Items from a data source
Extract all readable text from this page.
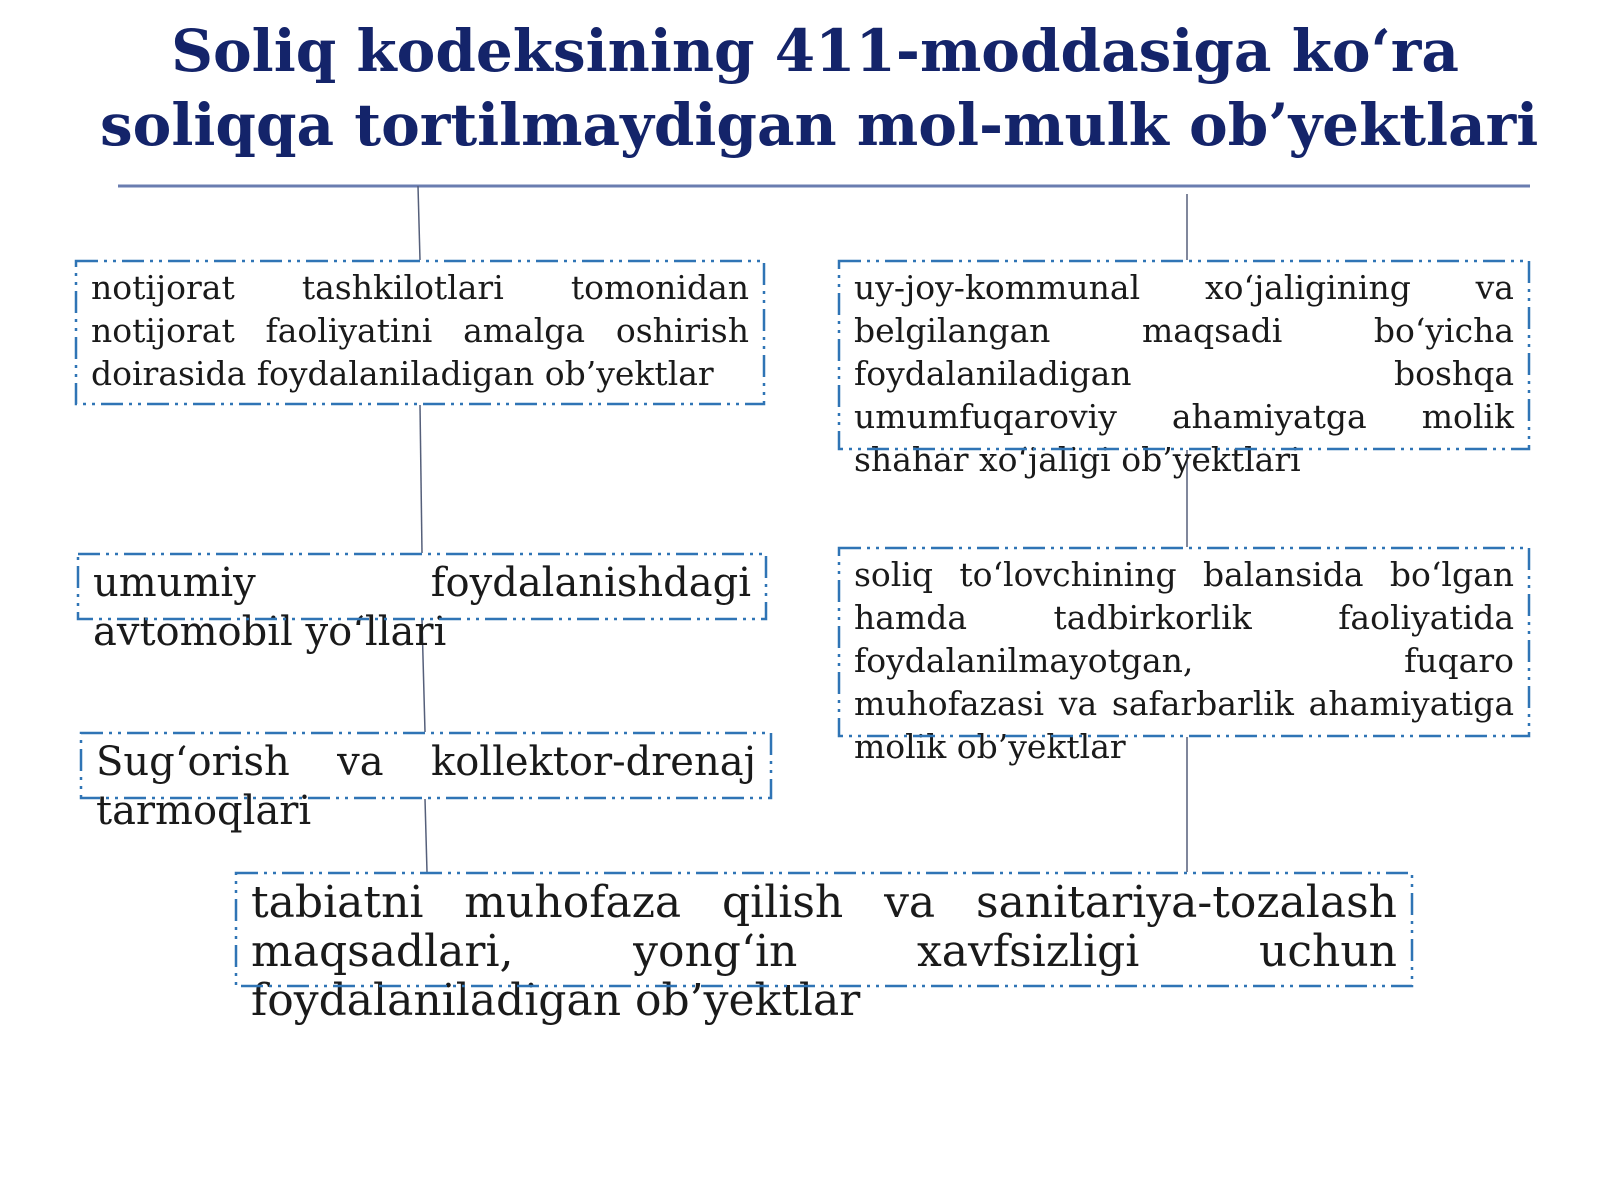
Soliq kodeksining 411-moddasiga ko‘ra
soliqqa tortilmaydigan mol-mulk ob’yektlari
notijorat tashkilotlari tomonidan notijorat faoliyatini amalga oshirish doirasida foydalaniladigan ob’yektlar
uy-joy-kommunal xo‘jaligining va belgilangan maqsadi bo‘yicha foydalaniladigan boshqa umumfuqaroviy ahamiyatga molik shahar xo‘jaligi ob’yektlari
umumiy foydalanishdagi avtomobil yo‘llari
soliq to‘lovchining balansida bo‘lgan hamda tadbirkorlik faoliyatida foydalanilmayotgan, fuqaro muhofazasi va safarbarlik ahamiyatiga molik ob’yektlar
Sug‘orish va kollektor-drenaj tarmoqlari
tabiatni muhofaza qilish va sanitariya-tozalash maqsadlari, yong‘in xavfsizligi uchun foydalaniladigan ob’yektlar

▶ SET TASK
Strip out the images, then output the records above word for word.

▶ OUTPUT OF THE TASK
Extract all readable text from this page.
Soliq kodeksining 411-moddasiga ko‘ra
soliqqa tortilmaydigan mol-mulk ob’yektlari
notijorat tashkilotlari tomonidan notijorat faoliyatini amalga oshirish doirasida foydalaniladigan ob’yektlar
uy-joy-kommunal xo‘jaligining va belgilangan maqsadi bo‘yicha foydalaniladigan boshqa umumfuqaroviy ahamiyatga molik shahar xo‘jaligi ob’yektlari
umumiy foydalanishdagi avtomobil yo‘llari
soliq to‘lovchining balansida bo‘lgan hamda tadbirkorlik faoliyatida foydalanilmayotgan, fuqaro muhofazasi va safarbarlik ahamiyatiga molik ob’yektlar
Sug‘orish va kollektor-drenaj tarmoqlari
tabiatni muhofaza qilish va sanitariya-tozalash maqsadlari, yong‘in xavfsizligi uchun foydalaniladigan ob’yektlar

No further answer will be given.